··· Material provided

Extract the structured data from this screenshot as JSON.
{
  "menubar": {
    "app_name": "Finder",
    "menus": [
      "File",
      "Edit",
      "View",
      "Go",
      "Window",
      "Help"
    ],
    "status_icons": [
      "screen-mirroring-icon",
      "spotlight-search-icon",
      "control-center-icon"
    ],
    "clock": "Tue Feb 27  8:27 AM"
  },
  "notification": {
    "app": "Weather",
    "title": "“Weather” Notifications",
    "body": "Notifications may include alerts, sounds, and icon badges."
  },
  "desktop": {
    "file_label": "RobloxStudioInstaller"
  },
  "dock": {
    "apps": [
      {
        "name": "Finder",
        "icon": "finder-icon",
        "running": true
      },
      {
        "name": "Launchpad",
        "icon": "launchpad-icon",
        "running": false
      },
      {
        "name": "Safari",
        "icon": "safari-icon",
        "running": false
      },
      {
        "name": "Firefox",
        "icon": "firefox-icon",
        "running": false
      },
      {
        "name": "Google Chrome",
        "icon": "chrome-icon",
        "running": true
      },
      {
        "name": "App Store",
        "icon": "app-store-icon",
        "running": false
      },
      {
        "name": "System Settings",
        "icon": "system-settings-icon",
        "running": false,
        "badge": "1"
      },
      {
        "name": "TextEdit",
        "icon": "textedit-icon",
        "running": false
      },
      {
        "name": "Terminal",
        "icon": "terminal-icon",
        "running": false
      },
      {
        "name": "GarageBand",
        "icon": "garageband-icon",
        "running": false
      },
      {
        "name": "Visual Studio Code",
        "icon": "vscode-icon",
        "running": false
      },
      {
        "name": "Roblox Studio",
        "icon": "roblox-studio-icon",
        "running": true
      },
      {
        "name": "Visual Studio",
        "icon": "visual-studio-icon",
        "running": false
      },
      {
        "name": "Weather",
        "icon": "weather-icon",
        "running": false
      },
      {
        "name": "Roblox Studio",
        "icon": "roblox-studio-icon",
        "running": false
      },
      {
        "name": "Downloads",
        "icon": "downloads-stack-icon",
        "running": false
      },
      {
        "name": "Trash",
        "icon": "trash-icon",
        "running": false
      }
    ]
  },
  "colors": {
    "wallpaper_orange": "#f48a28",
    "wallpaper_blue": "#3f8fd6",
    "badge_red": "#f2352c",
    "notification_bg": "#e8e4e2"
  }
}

······

◆ Written exercise
Reproduce the records word for word.

◆ Final answer
Extract the structured data from this screenshot as JSON.
{
  "menubar": {
    "app_name": "Finder",
    "menus": [
      "File",
      "Edit",
      "View",
      "Go",
      "Window",
      "Help"
    ],
    "status_icons": [
      "screen-mirroring-icon",
      "spotlight-search-icon",
      "control-center-icon"
    ],
    "clock": "Tue Feb 27  8:27 AM"
  },
  "notification": {
    "app": "Weather",
    "title": "“Weather” Notifications",
    "body": "Notifications may include alerts, sounds, and icon badges."
  },
  "desktop": {
    "file_label": "RobloxStudioInstaller"
  },
  "dock": {
    "apps": [
      {
        "name": "Finder",
        "icon": "finder-icon",
        "running": true
      },
      {
        "name": "Launchpad",
        "icon": "launchpad-icon",
        "running": false
      },
      {
        "name": "Safari",
        "icon": "safari-icon",
        "running": false
      },
      {
        "name": "Firefox",
        "icon": "firefox-icon",
        "running": false
      },
      {
        "name": "Google Chrome",
        "icon": "chrome-icon",
        "running": true
      },
      {
        "name": "App Store",
        "icon": "app-store-icon",
        "running": false
      },
      {
        "name": "System Settings",
        "icon": "system-settings-icon",
        "running": false,
        "badge": "1"
      },
      {
        "name": "TextEdit",
        "icon": "textedit-icon",
        "running": false
      },
      {
        "name": "Terminal",
        "icon": "terminal-icon",
        "running": false
      },
      {
        "name": "GarageBand",
        "icon": "garageband-icon",
        "running": false
      },
      {
        "name": "Visual Studio Code",
        "icon": "vscode-icon",
        "running": false
      },
      {
        "name": "Roblox Studio",
        "icon": "roblox-studio-icon",
        "running": true
      },
      {
        "name": "Visual Studio",
        "icon": "visual-studio-icon",
        "running": false
      },
      {
        "name": "Weather",
        "icon": "weather-icon",
        "running": false
      },
      {
        "name": "Roblox Studio",
        "icon": "roblox-studio-icon",
        "running": false
      },
      {
        "name": "Downloads",
        "icon": "downloads-stack-icon",
        "running": false
      },
      {
        "name": "Trash",
        "icon": "trash-icon",
        "running": false
      }
    ]
  },
  "colors": {
    "wallpaper_orange": "#f48a28",
    "wallpaper_blue": "#3f8fd6",
    "badge_red": "#f2352c",
    "notification_bg": "#e8e4e2"
  }
}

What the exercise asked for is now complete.